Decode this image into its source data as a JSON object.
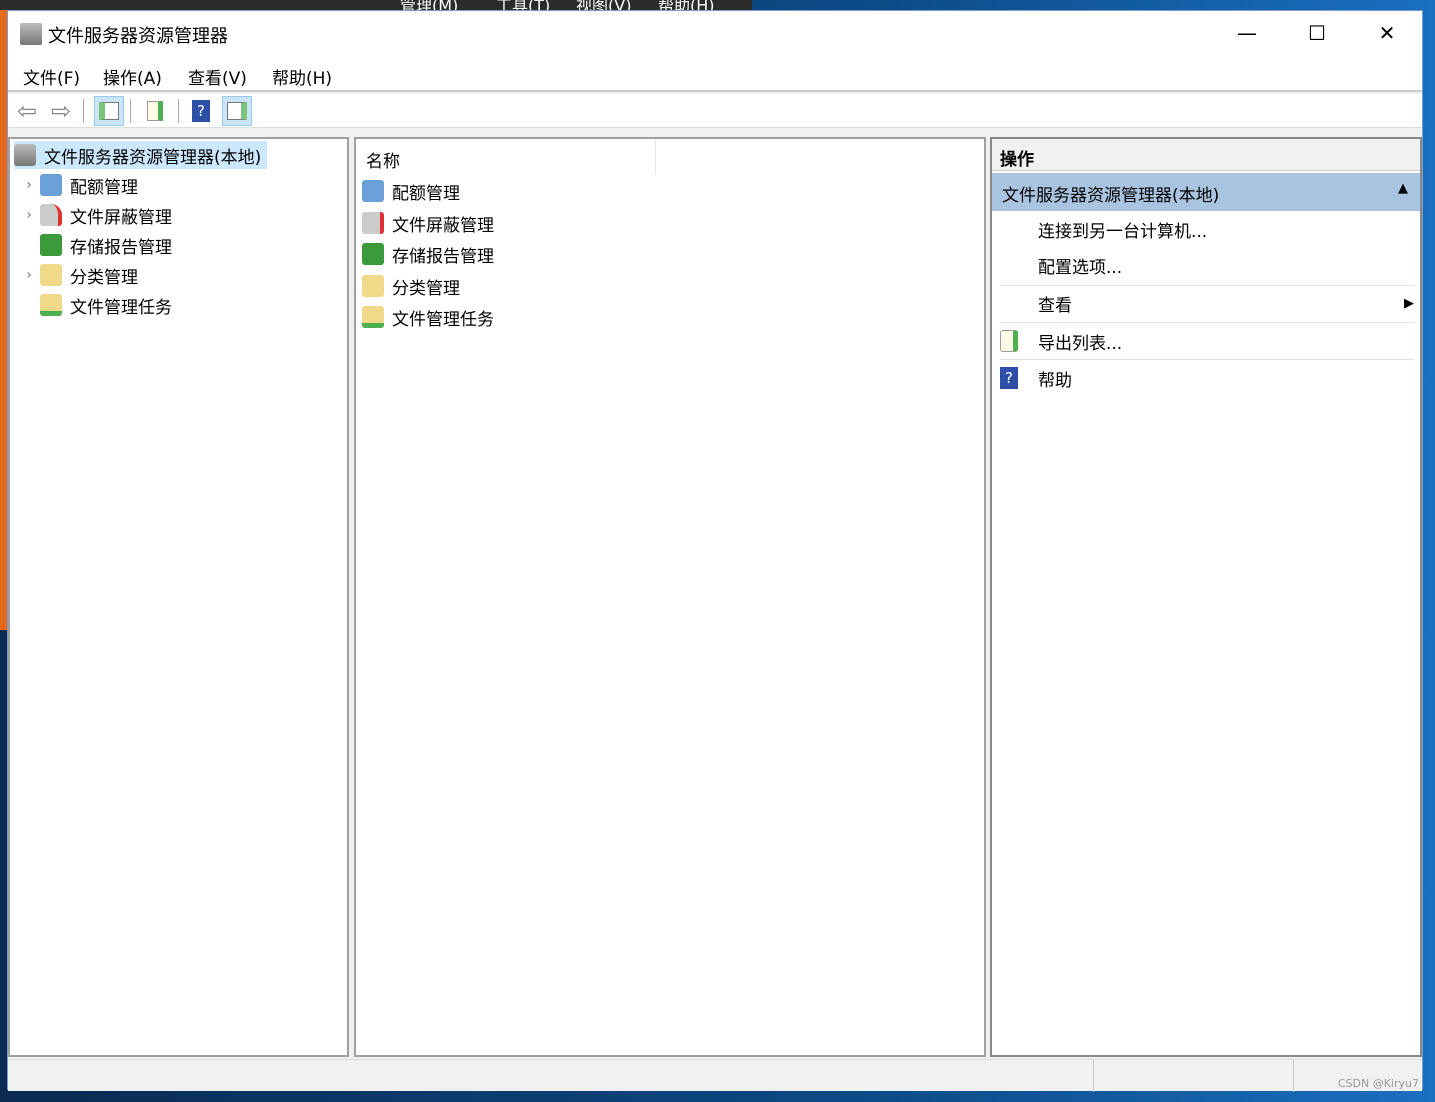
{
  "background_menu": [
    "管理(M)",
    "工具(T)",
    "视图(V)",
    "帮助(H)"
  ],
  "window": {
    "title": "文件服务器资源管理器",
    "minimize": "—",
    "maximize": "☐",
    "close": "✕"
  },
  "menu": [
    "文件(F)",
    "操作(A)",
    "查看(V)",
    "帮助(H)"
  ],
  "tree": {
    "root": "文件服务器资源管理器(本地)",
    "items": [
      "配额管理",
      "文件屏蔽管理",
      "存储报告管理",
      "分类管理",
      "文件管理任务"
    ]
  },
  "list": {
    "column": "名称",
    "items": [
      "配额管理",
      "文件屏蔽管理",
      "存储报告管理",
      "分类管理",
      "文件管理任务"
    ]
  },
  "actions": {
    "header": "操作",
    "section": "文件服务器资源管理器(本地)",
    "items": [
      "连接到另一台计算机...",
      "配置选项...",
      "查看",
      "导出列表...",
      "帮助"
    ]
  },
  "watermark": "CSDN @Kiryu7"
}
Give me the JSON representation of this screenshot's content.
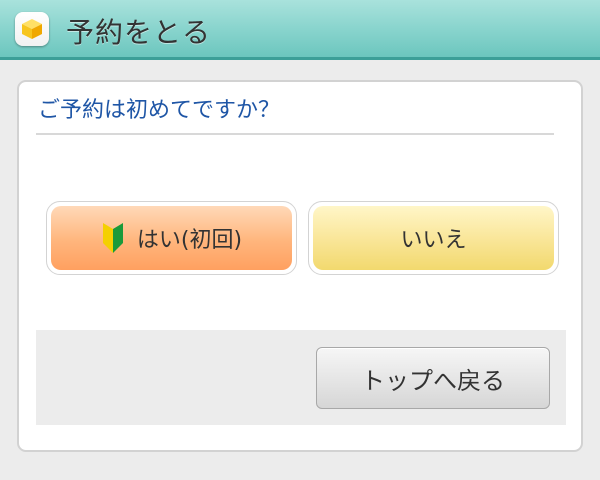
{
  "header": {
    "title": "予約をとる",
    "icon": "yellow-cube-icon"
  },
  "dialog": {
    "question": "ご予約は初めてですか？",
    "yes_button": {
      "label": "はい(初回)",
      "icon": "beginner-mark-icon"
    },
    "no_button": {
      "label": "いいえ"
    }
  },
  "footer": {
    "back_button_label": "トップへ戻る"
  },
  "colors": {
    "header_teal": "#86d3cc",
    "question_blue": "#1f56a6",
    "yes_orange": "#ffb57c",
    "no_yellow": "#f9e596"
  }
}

::::

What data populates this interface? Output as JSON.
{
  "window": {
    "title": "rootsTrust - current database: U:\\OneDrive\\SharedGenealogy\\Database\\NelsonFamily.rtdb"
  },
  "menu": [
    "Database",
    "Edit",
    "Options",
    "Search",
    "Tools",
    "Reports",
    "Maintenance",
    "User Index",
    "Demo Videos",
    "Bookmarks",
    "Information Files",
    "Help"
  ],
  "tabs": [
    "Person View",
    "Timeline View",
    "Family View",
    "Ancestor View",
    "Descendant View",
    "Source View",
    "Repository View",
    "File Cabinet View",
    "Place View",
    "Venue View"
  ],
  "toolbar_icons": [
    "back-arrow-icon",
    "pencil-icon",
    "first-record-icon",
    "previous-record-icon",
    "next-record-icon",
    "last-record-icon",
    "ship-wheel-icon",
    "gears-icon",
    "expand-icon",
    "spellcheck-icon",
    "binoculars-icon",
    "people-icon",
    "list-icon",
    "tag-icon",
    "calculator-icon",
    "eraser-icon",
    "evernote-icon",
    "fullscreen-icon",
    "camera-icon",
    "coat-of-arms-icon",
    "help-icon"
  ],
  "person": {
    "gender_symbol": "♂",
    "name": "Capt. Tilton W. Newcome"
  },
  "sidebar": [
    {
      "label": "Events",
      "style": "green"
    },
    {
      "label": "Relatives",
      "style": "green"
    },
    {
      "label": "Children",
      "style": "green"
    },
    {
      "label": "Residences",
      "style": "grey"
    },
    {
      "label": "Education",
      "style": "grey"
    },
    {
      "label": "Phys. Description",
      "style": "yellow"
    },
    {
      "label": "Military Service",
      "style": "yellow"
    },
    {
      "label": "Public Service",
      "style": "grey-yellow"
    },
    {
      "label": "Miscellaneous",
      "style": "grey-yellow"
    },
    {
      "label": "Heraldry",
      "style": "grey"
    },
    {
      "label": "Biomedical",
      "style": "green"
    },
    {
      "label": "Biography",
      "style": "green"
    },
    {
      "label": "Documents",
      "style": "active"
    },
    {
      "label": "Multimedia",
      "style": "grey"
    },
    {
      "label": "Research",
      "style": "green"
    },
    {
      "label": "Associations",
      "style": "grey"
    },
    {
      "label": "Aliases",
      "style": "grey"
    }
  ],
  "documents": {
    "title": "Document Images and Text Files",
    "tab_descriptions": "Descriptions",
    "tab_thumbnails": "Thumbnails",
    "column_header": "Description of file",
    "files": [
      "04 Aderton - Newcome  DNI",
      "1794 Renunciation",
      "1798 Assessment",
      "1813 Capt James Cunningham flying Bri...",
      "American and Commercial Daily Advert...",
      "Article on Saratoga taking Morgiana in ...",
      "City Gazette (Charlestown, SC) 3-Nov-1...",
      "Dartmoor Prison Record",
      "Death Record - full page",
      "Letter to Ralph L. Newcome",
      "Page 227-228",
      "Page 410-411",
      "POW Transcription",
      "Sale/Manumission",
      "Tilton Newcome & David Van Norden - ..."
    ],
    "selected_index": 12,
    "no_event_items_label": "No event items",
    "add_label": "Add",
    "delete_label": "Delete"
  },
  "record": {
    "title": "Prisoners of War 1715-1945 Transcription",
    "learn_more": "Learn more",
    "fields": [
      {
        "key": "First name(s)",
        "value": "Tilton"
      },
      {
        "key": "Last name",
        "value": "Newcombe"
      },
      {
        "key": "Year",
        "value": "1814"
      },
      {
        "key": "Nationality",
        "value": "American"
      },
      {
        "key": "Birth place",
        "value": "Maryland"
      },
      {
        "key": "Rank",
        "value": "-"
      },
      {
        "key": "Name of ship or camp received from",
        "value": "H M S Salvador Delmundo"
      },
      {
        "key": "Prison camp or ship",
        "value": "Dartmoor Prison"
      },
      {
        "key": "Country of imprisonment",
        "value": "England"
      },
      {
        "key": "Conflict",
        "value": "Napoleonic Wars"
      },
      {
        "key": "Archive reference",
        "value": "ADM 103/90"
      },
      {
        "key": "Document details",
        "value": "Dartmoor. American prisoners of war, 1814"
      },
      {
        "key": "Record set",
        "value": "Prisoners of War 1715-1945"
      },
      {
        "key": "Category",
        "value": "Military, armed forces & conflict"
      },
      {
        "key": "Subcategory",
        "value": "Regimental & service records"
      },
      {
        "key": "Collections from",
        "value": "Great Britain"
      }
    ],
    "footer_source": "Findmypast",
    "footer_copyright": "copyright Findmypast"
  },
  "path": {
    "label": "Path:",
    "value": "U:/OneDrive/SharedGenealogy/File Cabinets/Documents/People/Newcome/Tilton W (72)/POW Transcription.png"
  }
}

::::

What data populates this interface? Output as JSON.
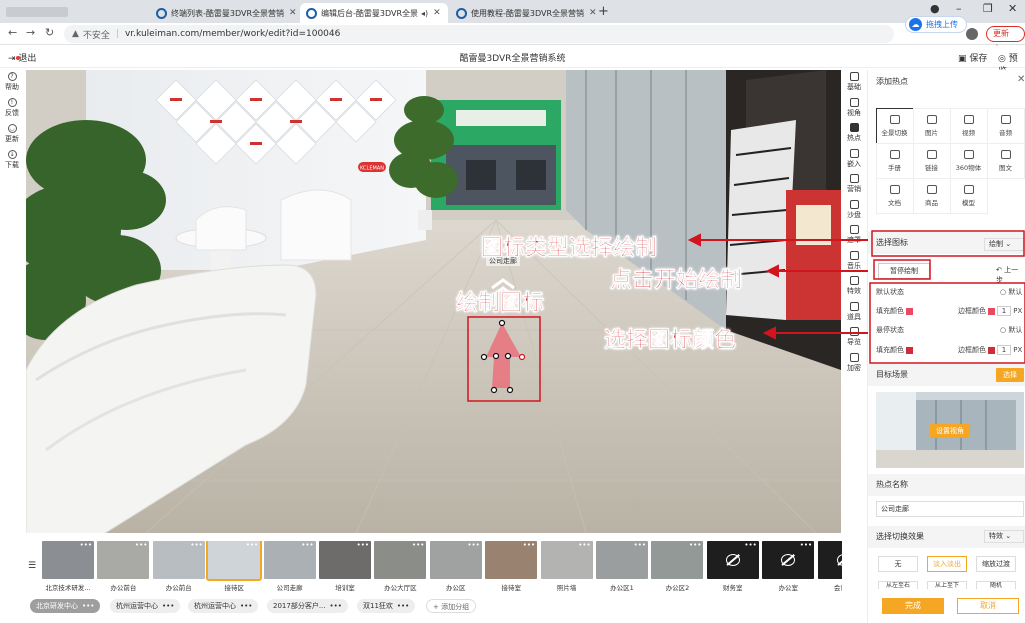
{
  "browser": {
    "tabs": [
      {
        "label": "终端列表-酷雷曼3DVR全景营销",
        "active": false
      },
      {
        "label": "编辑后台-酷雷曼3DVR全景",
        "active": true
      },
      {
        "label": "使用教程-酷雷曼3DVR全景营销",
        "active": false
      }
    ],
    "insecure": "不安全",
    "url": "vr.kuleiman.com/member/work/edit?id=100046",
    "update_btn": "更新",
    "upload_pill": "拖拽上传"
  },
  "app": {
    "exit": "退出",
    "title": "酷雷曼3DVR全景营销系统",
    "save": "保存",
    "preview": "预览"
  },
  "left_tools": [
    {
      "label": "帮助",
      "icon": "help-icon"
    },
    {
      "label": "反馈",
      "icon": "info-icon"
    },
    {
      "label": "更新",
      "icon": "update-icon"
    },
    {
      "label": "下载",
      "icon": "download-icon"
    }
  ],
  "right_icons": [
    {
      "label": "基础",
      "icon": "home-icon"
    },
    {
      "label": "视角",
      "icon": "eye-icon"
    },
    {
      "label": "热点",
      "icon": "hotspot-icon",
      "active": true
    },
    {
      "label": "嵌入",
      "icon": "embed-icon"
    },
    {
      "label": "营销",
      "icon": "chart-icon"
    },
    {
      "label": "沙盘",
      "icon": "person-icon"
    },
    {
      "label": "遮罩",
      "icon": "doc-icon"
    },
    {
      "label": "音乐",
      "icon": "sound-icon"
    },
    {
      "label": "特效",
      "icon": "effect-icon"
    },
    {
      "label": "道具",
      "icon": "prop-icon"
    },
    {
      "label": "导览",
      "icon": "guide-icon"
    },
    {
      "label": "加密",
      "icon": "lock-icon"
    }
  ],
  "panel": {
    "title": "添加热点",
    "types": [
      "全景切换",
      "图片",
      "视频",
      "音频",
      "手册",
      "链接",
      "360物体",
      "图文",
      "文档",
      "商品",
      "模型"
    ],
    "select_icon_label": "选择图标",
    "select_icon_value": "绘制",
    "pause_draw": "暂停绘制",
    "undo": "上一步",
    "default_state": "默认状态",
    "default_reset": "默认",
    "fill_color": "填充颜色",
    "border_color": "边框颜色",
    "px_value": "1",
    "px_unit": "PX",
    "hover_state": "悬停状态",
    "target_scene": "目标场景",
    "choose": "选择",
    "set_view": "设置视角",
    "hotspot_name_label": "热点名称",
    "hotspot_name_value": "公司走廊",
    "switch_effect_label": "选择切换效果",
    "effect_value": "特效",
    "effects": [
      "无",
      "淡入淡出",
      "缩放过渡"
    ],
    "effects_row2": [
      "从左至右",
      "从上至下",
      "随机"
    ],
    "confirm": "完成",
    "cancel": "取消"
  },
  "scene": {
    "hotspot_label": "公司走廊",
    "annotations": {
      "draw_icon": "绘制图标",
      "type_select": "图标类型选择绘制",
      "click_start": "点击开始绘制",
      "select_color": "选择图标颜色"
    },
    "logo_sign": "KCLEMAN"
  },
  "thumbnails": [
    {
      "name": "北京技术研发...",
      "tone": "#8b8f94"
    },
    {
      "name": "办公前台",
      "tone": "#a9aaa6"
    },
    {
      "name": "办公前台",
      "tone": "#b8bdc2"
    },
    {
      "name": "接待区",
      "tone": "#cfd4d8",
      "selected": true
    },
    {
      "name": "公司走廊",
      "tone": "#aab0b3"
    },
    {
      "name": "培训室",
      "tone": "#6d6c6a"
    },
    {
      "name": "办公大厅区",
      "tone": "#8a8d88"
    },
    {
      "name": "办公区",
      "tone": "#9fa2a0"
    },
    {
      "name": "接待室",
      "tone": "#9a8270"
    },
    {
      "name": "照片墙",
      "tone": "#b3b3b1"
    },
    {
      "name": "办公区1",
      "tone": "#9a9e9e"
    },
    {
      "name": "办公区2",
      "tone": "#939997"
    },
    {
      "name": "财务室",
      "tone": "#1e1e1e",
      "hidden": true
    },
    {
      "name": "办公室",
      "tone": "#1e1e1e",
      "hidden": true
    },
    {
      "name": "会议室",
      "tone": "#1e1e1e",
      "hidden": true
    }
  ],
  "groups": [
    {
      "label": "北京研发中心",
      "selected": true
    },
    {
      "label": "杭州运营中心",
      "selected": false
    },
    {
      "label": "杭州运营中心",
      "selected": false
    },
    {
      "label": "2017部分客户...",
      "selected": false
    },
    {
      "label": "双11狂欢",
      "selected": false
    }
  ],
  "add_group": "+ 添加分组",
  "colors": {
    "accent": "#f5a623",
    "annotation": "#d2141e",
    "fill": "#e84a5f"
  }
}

::::

EXERCISE DESCRIPTION
Provide only the count of lines in the material above that hold the word "active".

WRITTEN REPLY
5